Start of Task material

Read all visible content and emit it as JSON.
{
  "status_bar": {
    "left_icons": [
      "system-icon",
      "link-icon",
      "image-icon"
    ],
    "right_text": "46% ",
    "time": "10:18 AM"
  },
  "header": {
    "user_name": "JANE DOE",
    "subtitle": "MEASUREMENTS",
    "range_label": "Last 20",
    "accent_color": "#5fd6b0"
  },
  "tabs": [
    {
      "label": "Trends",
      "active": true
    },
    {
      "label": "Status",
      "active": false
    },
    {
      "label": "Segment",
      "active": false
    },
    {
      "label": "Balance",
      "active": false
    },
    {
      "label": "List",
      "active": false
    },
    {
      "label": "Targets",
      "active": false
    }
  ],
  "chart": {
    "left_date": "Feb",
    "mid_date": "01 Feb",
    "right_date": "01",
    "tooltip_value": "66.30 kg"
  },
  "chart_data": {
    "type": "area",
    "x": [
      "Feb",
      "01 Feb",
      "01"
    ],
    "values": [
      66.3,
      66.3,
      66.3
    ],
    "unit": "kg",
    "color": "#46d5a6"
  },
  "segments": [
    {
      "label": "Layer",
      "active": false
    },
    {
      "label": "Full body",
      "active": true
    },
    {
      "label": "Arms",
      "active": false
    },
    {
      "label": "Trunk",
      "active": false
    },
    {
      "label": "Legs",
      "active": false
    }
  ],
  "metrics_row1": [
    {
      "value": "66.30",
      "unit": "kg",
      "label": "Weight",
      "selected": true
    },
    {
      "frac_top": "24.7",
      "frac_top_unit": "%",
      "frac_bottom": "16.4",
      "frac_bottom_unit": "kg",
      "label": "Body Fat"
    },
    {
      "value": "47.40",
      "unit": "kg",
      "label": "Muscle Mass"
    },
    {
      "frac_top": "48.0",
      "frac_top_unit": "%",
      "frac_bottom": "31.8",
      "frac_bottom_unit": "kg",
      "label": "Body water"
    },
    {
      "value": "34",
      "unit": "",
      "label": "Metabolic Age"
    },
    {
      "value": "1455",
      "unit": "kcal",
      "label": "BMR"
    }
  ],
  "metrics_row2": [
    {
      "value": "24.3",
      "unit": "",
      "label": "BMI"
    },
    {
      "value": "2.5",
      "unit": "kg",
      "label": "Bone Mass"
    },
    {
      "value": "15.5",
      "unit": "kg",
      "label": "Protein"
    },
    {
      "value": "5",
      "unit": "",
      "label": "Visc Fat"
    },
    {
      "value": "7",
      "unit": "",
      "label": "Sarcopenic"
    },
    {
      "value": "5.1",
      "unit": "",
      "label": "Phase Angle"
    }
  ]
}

End of Task material

Problem to work on — Take the entries above and copy them out exactly.

Exercise solution —
Read all visible content and emit it as JSON.
{
  "status_bar": {
    "left_icons": [
      "system-icon",
      "link-icon",
      "image-icon"
    ],
    "right_text": "46% ",
    "time": "10:18 AM"
  },
  "header": {
    "user_name": "JANE DOE",
    "subtitle": "MEASUREMENTS",
    "range_label": "Last 20",
    "accent_color": "#5fd6b0"
  },
  "tabs": [
    {
      "label": "Trends",
      "active": true
    },
    {
      "label": "Status",
      "active": false
    },
    {
      "label": "Segment",
      "active": false
    },
    {
      "label": "Balance",
      "active": false
    },
    {
      "label": "List",
      "active": false
    },
    {
      "label": "Targets",
      "active": false
    }
  ],
  "chart": {
    "left_date": "Feb",
    "mid_date": "01 Feb",
    "right_date": "01",
    "tooltip_value": "66.30 kg"
  },
  "chart_data": {
    "type": "area",
    "x": [
      "Feb",
      "01 Feb",
      "01"
    ],
    "values": [
      66.3,
      66.3,
      66.3
    ],
    "unit": "kg",
    "color": "#46d5a6"
  },
  "segments": [
    {
      "label": "Layer",
      "active": false
    },
    {
      "label": "Full body",
      "active": true
    },
    {
      "label": "Arms",
      "active": false
    },
    {
      "label": "Trunk",
      "active": false
    },
    {
      "label": "Legs",
      "active": false
    }
  ],
  "metrics_row1": [
    {
      "value": "66.30",
      "unit": "kg",
      "label": "Weight",
      "selected": true
    },
    {
      "frac_top": "24.7",
      "frac_top_unit": "%",
      "frac_bottom": "16.4",
      "frac_bottom_unit": "kg",
      "label": "Body Fat"
    },
    {
      "value": "47.40",
      "unit": "kg",
      "label": "Muscle Mass"
    },
    {
      "frac_top": "48.0",
      "frac_top_unit": "%",
      "frac_bottom": "31.8",
      "frac_bottom_unit": "kg",
      "label": "Body water"
    },
    {
      "value": "34",
      "unit": "",
      "label": "Metabolic Age"
    },
    {
      "value": "1455",
      "unit": "kcal",
      "label": "BMR"
    }
  ],
  "metrics_row2": [
    {
      "value": "24.3",
      "unit": "",
      "label": "BMI"
    },
    {
      "value": "2.5",
      "unit": "kg",
      "label": "Bone Mass"
    },
    {
      "value": "15.5",
      "unit": "kg",
      "label": "Protein"
    },
    {
      "value": "5",
      "unit": "",
      "label": "Visc Fat"
    },
    {
      "value": "7",
      "unit": "",
      "label": "Sarcopenic"
    },
    {
      "value": "5.1",
      "unit": "",
      "label": "Phase Angle"
    }
  ]
}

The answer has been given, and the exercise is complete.